++++ ROWS
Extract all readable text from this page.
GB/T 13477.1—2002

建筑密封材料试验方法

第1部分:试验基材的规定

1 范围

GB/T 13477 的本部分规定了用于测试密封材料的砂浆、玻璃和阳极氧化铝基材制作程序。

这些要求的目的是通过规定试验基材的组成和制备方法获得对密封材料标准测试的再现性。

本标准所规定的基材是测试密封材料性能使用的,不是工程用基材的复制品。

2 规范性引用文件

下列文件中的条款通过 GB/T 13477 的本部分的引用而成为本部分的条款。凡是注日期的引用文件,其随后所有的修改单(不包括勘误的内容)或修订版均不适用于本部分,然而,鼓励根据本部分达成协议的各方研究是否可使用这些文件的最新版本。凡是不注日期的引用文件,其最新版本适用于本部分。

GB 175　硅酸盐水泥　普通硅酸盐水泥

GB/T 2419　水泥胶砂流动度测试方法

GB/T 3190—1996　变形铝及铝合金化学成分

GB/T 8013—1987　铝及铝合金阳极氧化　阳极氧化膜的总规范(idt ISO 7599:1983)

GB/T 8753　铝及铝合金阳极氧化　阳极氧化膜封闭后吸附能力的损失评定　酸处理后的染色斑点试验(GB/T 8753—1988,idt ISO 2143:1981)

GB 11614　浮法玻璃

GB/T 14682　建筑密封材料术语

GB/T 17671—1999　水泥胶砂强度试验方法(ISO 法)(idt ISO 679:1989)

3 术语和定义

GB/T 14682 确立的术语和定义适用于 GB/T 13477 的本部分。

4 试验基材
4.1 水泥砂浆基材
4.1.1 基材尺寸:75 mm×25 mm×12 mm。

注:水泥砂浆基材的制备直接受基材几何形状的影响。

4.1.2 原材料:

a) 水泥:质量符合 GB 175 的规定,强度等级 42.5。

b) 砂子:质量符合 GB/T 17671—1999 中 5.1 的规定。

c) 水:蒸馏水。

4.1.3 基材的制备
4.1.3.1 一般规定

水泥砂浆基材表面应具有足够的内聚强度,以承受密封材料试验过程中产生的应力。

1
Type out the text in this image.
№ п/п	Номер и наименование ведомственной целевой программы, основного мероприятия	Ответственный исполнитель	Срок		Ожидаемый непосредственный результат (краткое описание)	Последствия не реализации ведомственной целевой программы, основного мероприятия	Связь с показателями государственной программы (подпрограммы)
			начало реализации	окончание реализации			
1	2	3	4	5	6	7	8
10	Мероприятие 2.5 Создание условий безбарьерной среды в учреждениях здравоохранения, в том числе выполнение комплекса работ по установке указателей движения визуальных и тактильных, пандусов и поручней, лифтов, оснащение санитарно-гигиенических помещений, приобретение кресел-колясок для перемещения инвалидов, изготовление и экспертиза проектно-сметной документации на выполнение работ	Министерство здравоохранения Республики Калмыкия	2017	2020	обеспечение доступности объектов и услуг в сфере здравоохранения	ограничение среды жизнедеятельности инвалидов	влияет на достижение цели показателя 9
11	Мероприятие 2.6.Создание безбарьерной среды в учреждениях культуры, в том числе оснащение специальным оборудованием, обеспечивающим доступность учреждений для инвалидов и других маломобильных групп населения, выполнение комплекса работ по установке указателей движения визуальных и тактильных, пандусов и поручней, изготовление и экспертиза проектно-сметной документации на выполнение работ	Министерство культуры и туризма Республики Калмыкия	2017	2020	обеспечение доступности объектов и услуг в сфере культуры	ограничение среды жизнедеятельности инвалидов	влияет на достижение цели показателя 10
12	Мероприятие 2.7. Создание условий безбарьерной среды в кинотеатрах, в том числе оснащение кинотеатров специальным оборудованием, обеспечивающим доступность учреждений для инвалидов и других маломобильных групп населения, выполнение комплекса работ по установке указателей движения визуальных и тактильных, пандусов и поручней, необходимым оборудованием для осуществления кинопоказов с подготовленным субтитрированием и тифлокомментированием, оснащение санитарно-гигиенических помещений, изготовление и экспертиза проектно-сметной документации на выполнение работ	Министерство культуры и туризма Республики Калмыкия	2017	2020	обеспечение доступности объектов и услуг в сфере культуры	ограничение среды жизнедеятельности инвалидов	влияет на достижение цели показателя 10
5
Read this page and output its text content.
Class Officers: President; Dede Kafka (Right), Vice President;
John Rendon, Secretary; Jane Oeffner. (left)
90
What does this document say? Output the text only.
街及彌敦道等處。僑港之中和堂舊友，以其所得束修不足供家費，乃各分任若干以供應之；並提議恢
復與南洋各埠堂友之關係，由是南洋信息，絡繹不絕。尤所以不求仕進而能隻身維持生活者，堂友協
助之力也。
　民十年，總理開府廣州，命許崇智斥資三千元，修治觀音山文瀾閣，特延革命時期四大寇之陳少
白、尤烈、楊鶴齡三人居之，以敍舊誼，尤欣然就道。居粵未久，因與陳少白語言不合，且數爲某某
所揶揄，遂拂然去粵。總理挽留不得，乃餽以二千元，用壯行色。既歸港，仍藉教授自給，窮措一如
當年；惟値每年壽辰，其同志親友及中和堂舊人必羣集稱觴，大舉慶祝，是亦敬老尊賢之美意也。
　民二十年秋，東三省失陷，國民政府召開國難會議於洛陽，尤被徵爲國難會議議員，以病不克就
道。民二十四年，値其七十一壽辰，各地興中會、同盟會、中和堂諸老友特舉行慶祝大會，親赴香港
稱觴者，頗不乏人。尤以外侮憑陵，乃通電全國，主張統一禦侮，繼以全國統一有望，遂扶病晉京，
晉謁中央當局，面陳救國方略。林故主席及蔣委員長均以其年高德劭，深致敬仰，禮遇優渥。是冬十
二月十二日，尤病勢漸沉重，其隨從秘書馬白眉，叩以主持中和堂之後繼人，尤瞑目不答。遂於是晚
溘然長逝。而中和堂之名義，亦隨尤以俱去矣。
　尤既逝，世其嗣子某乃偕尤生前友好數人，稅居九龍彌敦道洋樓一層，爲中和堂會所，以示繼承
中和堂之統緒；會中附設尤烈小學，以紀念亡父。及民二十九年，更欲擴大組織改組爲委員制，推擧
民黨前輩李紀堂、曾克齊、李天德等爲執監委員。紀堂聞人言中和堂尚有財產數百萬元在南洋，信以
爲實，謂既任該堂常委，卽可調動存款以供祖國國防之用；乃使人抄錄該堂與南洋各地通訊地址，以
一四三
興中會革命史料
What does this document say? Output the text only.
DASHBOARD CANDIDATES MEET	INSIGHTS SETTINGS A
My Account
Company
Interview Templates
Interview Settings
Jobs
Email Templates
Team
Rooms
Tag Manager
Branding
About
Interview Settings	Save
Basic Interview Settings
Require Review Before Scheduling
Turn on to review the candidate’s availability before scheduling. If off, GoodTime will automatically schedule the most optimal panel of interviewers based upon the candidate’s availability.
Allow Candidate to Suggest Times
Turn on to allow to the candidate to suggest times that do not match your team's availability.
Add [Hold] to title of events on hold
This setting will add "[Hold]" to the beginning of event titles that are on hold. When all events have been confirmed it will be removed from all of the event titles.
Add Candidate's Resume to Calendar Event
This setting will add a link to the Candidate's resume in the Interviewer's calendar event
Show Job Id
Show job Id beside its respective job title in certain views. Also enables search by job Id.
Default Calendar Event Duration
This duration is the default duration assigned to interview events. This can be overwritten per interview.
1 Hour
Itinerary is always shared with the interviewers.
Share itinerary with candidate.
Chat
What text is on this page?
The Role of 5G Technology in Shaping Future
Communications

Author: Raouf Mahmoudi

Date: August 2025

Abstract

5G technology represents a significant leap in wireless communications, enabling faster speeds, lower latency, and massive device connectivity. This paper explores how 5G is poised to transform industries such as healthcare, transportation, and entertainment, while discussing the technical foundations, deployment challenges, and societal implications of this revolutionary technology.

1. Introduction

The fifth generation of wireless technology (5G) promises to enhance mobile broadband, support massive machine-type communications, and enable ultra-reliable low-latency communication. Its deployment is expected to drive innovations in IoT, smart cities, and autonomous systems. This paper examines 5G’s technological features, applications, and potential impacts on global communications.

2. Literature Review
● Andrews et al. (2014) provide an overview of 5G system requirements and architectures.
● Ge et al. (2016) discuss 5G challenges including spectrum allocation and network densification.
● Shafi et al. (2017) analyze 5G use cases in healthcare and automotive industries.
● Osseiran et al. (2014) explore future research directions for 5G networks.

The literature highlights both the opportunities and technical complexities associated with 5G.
++++++++
**PROBLEM:**
Find the string "реализации" in the records, then copy each line where it occurs.

**RESULT FOR THIS TASK:**
№ п/п	Номер и наименование ведомственной целевой программы, основного мероприятия	Ответственный исполнитель	Срок		Ожидаемый непосредственный результат (краткое описание)	Последствия не реализации ведомственной целевой программы, основного мероприятия	Связь с показателями государственной программы (подпрограммы)
			начало реализации	окончание реализации			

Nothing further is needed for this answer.